The task: Repeat, exactly and completely, the entries shown underneath.

Extracted records:
|---|

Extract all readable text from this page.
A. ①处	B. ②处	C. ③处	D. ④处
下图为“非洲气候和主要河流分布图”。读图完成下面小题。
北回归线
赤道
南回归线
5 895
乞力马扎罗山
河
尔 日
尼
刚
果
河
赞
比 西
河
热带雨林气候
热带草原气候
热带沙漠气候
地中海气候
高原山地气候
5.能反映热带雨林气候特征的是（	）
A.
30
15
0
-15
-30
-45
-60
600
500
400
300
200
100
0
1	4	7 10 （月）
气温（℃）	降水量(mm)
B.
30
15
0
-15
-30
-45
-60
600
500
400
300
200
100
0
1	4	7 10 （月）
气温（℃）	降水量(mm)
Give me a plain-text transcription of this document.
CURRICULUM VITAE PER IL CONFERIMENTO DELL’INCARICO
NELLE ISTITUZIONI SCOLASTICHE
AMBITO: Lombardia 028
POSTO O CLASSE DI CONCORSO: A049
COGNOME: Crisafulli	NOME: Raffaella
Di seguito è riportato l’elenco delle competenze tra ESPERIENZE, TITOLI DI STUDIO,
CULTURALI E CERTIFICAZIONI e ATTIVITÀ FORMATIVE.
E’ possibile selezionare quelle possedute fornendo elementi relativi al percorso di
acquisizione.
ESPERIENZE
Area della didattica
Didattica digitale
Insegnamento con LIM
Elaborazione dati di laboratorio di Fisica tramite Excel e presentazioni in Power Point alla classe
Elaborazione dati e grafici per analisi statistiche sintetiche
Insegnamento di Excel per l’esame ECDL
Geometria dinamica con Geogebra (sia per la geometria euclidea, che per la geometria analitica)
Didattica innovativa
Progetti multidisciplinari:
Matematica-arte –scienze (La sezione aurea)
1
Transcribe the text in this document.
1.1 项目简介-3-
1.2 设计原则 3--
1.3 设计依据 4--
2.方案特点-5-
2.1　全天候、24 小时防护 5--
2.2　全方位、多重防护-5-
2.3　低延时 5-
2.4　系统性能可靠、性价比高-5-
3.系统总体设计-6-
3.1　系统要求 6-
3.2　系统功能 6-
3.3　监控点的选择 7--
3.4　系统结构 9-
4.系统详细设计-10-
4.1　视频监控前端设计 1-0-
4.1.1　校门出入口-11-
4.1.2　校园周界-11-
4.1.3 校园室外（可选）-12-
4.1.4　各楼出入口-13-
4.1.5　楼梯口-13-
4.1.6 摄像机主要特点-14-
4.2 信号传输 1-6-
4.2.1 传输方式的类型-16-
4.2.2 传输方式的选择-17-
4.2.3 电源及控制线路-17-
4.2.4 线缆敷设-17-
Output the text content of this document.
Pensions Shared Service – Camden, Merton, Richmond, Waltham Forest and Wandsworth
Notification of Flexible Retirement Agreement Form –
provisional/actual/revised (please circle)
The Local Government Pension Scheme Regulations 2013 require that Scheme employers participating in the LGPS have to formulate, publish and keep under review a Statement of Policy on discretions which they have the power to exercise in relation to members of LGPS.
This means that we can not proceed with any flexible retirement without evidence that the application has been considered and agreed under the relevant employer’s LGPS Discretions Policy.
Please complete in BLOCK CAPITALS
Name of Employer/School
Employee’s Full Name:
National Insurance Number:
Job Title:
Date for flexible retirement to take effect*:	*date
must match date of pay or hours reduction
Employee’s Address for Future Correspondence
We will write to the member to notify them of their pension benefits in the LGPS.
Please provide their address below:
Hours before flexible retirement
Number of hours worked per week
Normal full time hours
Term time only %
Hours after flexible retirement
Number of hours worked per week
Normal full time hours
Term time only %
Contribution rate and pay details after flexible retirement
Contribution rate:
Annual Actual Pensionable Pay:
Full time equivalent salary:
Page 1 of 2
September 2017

|---|

Answer in full:
Extract all readable text from this page.
A. ①处	B. ②处	C. ③处	D. ④处
下图为“非洲气候和主要河流分布图”。读图完成下面小题。
北回归线
赤道
南回归线
5 895
乞力马扎罗山
河
尔 日
尼
刚
果
河
赞
比 西
河
热带雨林气候
热带草原气候
热带沙漠气候
地中海气候
高原山地气候
5.能反映热带雨林气候特征的是（	）
A.
30
15
0
-15
-30
-45
-60
600
500
400
300
200
100
0
1	4	7 10 （月）
气温（℃）	降水量(mm)
B.
30
15
0
-15
-30
-45
-60
600
500
400
300
200
100
0
1	4	7 10 （月）
气温（℃）	降水量(mm)
Give me a plain-text transcription of this document.
CURRICULUM VITAE PER IL CONFERIMENTO DELL’INCARICO
NELLE ISTITUZIONI SCOLASTICHE
AMBITO: Lombardia 028
POSTO O CLASSE DI CONCORSO: A049
COGNOME: Crisafulli	NOME: Raffaella
Di seguito è riportato l’elenco delle competenze tra ESPERIENZE, TITOLI DI STUDIO,
CULTURALI E CERTIFICAZIONI e ATTIVITÀ FORMATIVE.
E’ possibile selezionare quelle possedute fornendo elementi relativi al percorso di
acquisizione.
ESPERIENZE
Area della didattica
Didattica digitale
Insegnamento con LIM
Elaborazione dati di laboratorio di Fisica tramite Excel e presentazioni in Power Point alla classe
Elaborazione dati e grafici per analisi statistiche sintetiche
Insegnamento di Excel per l’esame ECDL
Geometria dinamica con Geogebra (sia per la geometria euclidea, che per la geometria analitica)
Didattica innovativa
Progetti multidisciplinari:
Matematica-arte –scienze (La sezione aurea)
1
Transcribe the text in this document.
1.1 项目简介-3-
1.2 设计原则 3--
1.3 设计依据 4--
2.方案特点-5-
2.1　全天候、24 小时防护 5--
2.2　全方位、多重防护-5-
2.3　低延时 5-
2.4　系统性能可靠、性价比高-5-
3.系统总体设计-6-
3.1　系统要求 6-
3.2　系统功能 6-
3.3　监控点的选择 7--
3.4　系统结构 9-
4.系统详细设计-10-
4.1　视频监控前端设计 1-0-
4.1.1　校门出入口-11-
4.1.2　校园周界-11-
4.1.3 校园室外（可选）-12-
4.1.4　各楼出入口-13-
4.1.5　楼梯口-13-
4.1.6 摄像机主要特点-14-
4.2 信号传输 1-6-
4.2.1 传输方式的类型-16-
4.2.2 传输方式的选择-17-
4.2.3 电源及控制线路-17-
4.2.4 线缆敷设-17-
Output the text content of this document.
Pensions Shared Service – Camden, Merton, Richmond, Waltham Forest and Wandsworth
Notification of Flexible Retirement Agreement Form –
provisional/actual/revised (please circle)
The Local Government Pension Scheme Regulations 2013 require that Scheme employers participating in the LGPS have to formulate, publish and keep under review a Statement of Policy on discretions which they have the power to exercise in relation to members of LGPS.
This means that we can not proceed with any flexible retirement without evidence that the application has been considered and agreed under the relevant employer’s LGPS Discretions Policy.
Please complete in BLOCK CAPITALS
Name of Employer/School
Employee’s Full Name:
National Insurance Number:
Job Title:
Date for flexible retirement to take effect*:	*date
must match date of pay or hours reduction
Employee’s Address for Future Correspondence
We will write to the member to notify them of their pension benefits in the LGPS.
Please provide their address below:
Hours before flexible retirement
Number of hours worked per week
Normal full time hours
Term time only %
Hours after flexible retirement
Number of hours worked per week
Normal full time hours
Term time only %
Contribution rate and pay details after flexible retirement
Contribution rate:
Annual Actual Pensionable Pay:
Full time equivalent salary:
Page 1 of 2
September 2017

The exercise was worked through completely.